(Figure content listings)
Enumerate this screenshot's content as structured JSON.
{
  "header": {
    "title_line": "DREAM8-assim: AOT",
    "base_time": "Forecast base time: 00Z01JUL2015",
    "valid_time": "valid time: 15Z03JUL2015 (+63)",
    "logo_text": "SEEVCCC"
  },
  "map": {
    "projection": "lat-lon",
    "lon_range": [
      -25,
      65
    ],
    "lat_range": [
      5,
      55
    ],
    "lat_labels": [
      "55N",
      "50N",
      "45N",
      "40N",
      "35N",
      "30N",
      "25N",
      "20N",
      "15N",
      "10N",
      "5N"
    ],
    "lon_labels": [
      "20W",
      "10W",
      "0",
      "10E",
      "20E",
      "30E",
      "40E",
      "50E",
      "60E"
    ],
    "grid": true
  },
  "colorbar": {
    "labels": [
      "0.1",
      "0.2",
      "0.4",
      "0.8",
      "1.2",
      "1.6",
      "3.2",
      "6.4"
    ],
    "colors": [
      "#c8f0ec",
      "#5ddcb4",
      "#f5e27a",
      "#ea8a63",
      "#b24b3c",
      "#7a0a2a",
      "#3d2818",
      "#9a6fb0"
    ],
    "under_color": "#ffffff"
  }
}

## Exercise instructions
Recite the full listing above exactly.

## Task result
Enumerate this screenshot's content as structured JSON.
{
  "header": {
    "title_line": "DREAM8-assim: AOT",
    "base_time": "Forecast base time: 00Z01JUL2015",
    "valid_time": "valid time: 15Z03JUL2015 (+63)",
    "logo_text": "SEEVCCC"
  },
  "map": {
    "projection": "lat-lon",
    "lon_range": [
      -25,
      65
    ],
    "lat_range": [
      5,
      55
    ],
    "lat_labels": [
      "55N",
      "50N",
      "45N",
      "40N",
      "35N",
      "30N",
      "25N",
      "20N",
      "15N",
      "10N",
      "5N"
    ],
    "lon_labels": [
      "20W",
      "10W",
      "0",
      "10E",
      "20E",
      "30E",
      "40E",
      "50E",
      "60E"
    ],
    "grid": true
  },
  "colorbar": {
    "labels": [
      "0.1",
      "0.2",
      "0.4",
      "0.8",
      "1.2",
      "1.6",
      "3.2",
      "6.4"
    ],
    "colors": [
      "#c8f0ec",
      "#5ddcb4",
      "#f5e27a",
      "#ea8a63",
      "#b24b3c",
      "#7a0a2a",
      "#3d2818",
      "#9a6fb0"
    ],
    "under_color": "#ffffff"
  }
}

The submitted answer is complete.